Locate each line of the material that contains "TEXTILE", then return it.

------------------------------

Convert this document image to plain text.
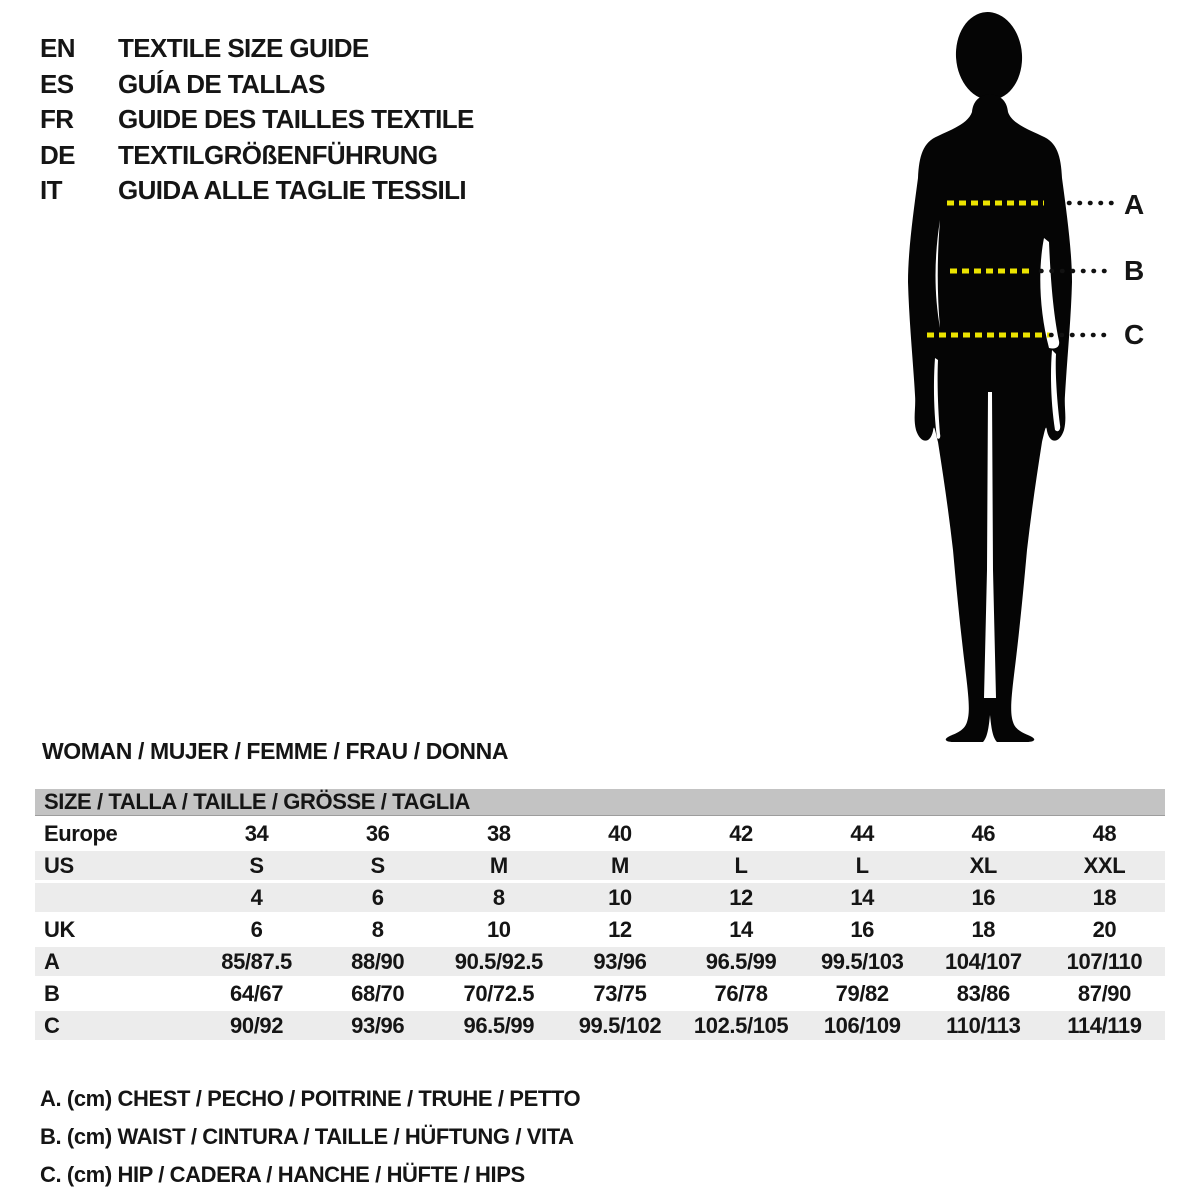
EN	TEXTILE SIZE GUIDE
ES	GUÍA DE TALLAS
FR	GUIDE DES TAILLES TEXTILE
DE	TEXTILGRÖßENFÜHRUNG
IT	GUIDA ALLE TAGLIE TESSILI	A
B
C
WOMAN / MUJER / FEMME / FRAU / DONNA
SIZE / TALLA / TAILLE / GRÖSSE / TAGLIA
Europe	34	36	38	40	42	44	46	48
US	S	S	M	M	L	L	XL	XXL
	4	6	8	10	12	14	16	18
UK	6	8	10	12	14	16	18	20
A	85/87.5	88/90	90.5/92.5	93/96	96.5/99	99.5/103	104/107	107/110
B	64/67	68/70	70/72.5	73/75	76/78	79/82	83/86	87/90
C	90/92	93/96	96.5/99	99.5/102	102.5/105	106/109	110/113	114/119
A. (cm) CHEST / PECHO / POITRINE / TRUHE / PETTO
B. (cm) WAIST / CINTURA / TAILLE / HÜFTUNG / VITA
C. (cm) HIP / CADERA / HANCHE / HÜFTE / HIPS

------------------------------

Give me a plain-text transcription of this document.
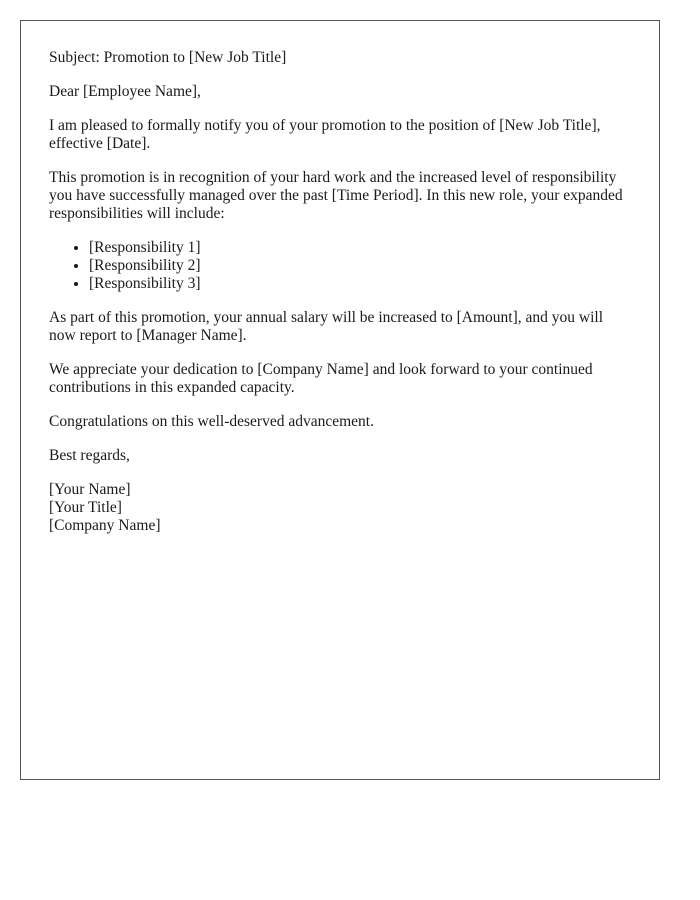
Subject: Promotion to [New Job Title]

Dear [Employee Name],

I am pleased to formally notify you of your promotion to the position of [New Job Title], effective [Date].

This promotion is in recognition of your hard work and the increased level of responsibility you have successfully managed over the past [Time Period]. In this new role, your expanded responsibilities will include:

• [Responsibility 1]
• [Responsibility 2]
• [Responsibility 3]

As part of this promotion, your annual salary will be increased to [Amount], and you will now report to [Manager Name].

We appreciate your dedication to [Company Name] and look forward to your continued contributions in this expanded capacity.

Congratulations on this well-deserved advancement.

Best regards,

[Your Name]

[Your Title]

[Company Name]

------------------------------

-- REPLY TO THE TASK --
EN	TEXTILE SIZE GUIDE
FR	GUIDE DES TAILLES TEXTILE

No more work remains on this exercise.